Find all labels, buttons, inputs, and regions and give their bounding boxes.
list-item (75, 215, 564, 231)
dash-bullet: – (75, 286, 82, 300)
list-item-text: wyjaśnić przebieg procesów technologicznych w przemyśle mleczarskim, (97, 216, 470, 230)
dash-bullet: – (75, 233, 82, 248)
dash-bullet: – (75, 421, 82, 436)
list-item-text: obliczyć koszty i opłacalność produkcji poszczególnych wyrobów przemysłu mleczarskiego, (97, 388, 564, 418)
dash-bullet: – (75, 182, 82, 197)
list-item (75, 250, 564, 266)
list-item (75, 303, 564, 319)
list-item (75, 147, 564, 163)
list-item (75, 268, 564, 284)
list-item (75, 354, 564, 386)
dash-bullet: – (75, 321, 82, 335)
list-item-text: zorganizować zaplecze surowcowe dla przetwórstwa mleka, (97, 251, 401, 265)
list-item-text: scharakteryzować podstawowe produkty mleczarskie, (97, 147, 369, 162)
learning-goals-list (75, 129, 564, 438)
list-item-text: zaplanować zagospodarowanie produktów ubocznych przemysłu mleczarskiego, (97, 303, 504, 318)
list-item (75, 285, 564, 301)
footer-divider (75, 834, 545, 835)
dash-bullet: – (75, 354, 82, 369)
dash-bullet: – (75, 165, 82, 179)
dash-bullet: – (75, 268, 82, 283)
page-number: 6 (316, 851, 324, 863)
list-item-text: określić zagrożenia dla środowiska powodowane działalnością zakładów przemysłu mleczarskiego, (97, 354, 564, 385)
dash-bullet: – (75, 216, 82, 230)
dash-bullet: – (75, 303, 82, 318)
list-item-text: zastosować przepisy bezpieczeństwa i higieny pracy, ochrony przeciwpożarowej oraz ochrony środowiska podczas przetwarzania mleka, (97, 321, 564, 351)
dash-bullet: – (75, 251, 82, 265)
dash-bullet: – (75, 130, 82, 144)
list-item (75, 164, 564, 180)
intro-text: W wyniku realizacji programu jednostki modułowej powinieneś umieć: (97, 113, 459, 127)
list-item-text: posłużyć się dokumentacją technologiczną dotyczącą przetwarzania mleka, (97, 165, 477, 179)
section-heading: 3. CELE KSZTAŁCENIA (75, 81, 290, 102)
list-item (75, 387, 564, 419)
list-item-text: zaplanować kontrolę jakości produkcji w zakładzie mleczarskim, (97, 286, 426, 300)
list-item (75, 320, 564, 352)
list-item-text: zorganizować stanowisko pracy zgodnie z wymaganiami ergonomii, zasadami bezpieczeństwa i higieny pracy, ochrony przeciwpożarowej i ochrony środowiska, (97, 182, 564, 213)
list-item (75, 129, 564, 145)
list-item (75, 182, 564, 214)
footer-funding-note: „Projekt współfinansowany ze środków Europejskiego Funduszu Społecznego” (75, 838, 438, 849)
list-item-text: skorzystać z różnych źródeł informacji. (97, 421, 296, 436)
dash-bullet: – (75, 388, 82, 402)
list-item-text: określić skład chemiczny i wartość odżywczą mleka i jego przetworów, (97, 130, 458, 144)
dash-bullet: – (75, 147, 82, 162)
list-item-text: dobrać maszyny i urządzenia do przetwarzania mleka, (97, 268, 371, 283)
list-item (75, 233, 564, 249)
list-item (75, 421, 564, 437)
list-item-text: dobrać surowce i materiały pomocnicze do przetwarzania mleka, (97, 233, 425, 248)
^^^^^^^^^^^^^^^^
▸ Given request: Reproduce every one of the lines above, character for character, with nothing added, dropped, or changed.

▸ Output below:
Find all labels, buttons, inputs, and regions and give their bounding boxes.
list-item (75, 215, 564, 231)
dash-bullet: – (75, 286, 82, 300)
list-item-text: wyjaśnić przebieg procesów technologicznych w przemyśle mleczarskim, (97, 216, 470, 230)
dash-bullet: – (75, 233, 82, 248)
dash-bullet: – (75, 421, 82, 436)
list-item-text: obliczyć koszty i opłacalność produkcji poszczególnych wyrobów przemysłu mleczarskiego, (97, 388, 564, 418)
dash-bullet: – (75, 182, 82, 197)
list-item (75, 250, 564, 266)
list-item (75, 303, 564, 319)
list-item (75, 147, 564, 163)
list-item (75, 268, 564, 284)
list-item (75, 354, 564, 386)
dash-bullet: – (75, 321, 82, 335)
list-item-text: zorganizować zaplecze surowcowe dla przetwórstwa mleka, (97, 251, 401, 265)
list-item-text: scharakteryzować podstawowe produkty mleczarskie, (97, 147, 369, 162)
learning-goals-list (75, 129, 564, 438)
list-item-text: zaplanować zagospodarowanie produktów ubocznych przemysłu mleczarskiego, (97, 303, 504, 318)
list-item (75, 285, 564, 301)
footer-divider (75, 834, 545, 835)
dash-bullet: – (75, 354, 82, 369)
dash-bullet: – (75, 165, 82, 179)
dash-bullet: – (75, 268, 82, 283)
page-number: 6 (316, 851, 324, 863)
list-item-text: określić zagrożenia dla środowiska powodowane działalnością zakładów przemysłu mleczarskiego, (97, 354, 564, 385)
dash-bullet: – (75, 216, 82, 230)
dash-bullet: – (75, 303, 82, 318)
list-item-text: zastosować przepisy bezpieczeństwa i higieny pracy, ochrony przeciwpożarowej oraz ochrony środowiska podczas przetwarzania mleka, (97, 321, 564, 351)
dash-bullet: – (75, 251, 82, 265)
dash-bullet: – (75, 130, 82, 144)
list-item (75, 164, 564, 180)
intro-text: W wyniku realizacji programu jednostki modułowej powinieneś umieć: (97, 113, 459, 127)
list-item-text: posłużyć się dokumentacją technologiczną dotyczącą przetwarzania mleka, (97, 165, 477, 179)
section-heading: 3. CELE KSZTAŁCENIA (75, 81, 290, 102)
list-item (75, 387, 564, 419)
list-item-text: zaplanować kontrolę jakości produkcji w zakładzie mleczarskim, (97, 286, 426, 300)
list-item (75, 320, 564, 352)
list-item-text: zorganizować stanowisko pracy zgodnie z wymaganiami ergonomii, zasadami bezpieczeństwa i higieny pracy, ochrony przeciwpożarowej i ochrony środowiska, (97, 182, 564, 213)
list-item (75, 129, 564, 145)
list-item (75, 182, 564, 214)
footer-funding-note: „Projekt współfinansowany ze środków Europejskiego Funduszu Społecznego” (75, 838, 438, 849)
list-item-text: skorzystać z różnych źródeł informacji. (97, 421, 296, 436)
dash-bullet: – (75, 388, 82, 402)
list-item-text: określić skład chemiczny i wartość odżywczą mleka i jego przetworów, (97, 130, 458, 144)
dash-bullet: – (75, 147, 82, 162)
list-item-text: dobrać maszyny i urządzenia do przetwarzania mleka, (97, 268, 371, 283)
list-item (75, 233, 564, 249)
list-item (75, 421, 564, 437)
list-item-text: dobrać surowce i materiały pomocnicze do przetwarzania mleka, (97, 233, 425, 248)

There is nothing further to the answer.